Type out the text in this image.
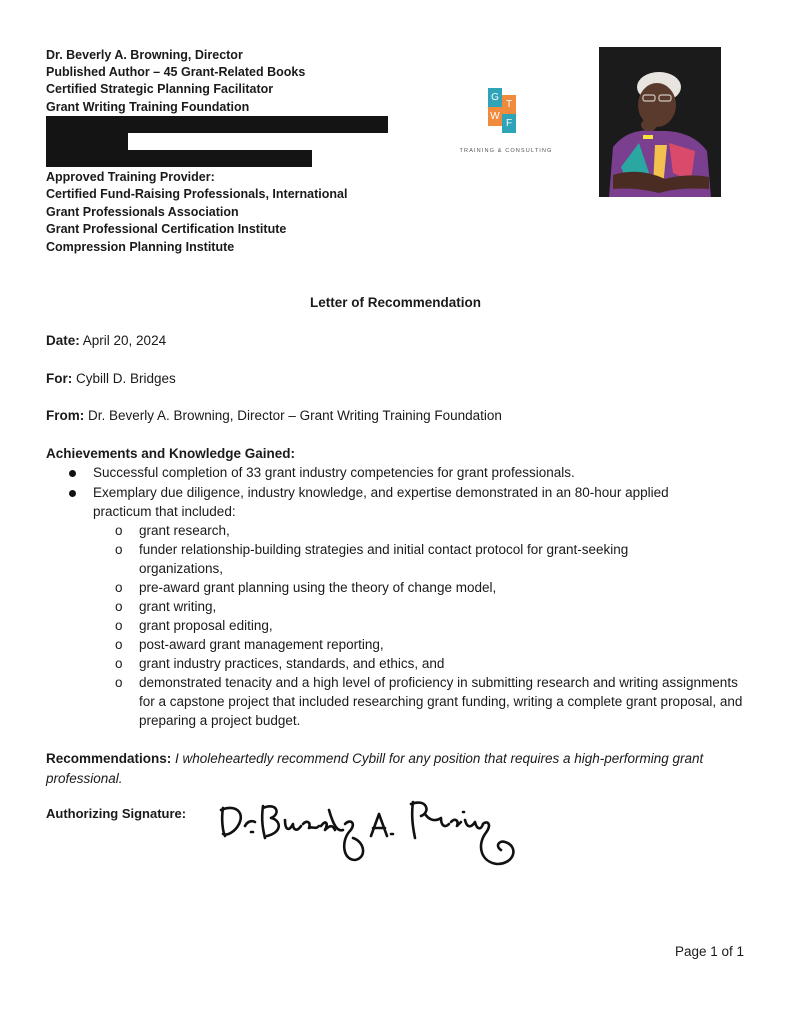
Dr. Beverly A. Browning, Director
Published Author – 45 Grant-Related Books
Certified Strategic Planning Facilitator
Grant Writing Training Foundation
Approved Training Provider:
Certified Fund-Raising Professionals, International
Grant Professionals Association
Grant Professional Certification Institute
Compression Planning Institute
G
T
W
F
TRAINING & CONSULTING
Letter of Recommendation
Date: April 20, 2024
For: Cybill D. Bridges
From: Dr. Beverly A. Browning, Director – Grant Writing Training Foundation
Achievements and Knowledge Gained:
Successful completion of 33 grant industry competencies for grant professionals.
Exemplary due diligence, industry knowledge, and expertise demonstrated in an 80-hour applied
practicum that included:
o grant research,
o funder relationship-building strategies and initial contact protocol for grant-seeking organizations,
o pre-award grant planning using the theory of change model,
o grant writing,
o grant proposal editing,
o post-award grant management reporting,
o grant industry practices, standards, and ethics, and
o demonstrated tenacity and a high level of proficiency in submitting research and writing assignments for a capstone project that included researching grant funding, writing a complete grant proposal, and preparing a project budget.
Recommendations: I wholeheartedly recommend Cybill for any position that requires a high-performing grant professional.
Authorizing Signature:
Page 1 of 1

▶ **PROBLEM TO WORK ON**
Check each line of the entries above for the word "Beverly". List the ones that have it.

▶ **RESPONSE TO THE EXERCISE**
Dr. Beverly A. Browning, Director
From: Dr. Beverly A. Browning, Director – Grant Writing Training Foundation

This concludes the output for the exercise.